===== Record set

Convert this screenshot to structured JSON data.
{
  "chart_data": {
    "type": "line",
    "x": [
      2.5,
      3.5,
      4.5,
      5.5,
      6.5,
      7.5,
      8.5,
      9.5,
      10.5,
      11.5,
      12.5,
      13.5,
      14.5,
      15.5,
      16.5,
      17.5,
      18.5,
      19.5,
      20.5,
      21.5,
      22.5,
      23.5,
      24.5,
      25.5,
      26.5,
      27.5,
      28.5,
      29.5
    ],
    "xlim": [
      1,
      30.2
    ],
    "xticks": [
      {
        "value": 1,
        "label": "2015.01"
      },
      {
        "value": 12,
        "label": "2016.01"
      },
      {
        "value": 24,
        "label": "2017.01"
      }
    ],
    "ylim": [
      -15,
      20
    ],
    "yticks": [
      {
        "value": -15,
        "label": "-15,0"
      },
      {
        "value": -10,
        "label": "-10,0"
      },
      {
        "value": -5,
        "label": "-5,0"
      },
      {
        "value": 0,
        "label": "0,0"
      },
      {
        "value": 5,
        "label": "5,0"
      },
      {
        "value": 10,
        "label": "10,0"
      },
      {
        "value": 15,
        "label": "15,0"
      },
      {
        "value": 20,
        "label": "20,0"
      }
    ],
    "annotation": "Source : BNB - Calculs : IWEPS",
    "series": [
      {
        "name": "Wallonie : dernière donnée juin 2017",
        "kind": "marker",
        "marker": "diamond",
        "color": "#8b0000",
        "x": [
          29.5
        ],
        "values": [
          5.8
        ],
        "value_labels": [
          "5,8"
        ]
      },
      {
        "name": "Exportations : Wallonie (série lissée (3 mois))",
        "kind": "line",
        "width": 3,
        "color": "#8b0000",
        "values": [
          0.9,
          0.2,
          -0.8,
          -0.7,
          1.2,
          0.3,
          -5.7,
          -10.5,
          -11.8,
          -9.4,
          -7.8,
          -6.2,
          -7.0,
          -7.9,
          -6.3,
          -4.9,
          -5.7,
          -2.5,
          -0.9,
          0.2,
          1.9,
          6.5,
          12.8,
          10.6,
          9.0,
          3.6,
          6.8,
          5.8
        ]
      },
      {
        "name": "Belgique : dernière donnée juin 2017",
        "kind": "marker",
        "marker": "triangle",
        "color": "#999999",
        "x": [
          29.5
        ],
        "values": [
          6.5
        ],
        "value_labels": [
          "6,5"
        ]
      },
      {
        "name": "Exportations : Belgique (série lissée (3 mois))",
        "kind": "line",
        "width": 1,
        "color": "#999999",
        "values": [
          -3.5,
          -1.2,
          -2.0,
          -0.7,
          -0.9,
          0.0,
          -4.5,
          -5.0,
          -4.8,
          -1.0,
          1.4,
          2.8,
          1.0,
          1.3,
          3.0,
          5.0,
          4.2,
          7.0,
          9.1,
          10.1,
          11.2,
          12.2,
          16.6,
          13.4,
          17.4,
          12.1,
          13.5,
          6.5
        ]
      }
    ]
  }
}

==========

_Given exercise_
Looking at the data above, how many lines hold the word "marker"? Respond with the number alone.

_Solution_
4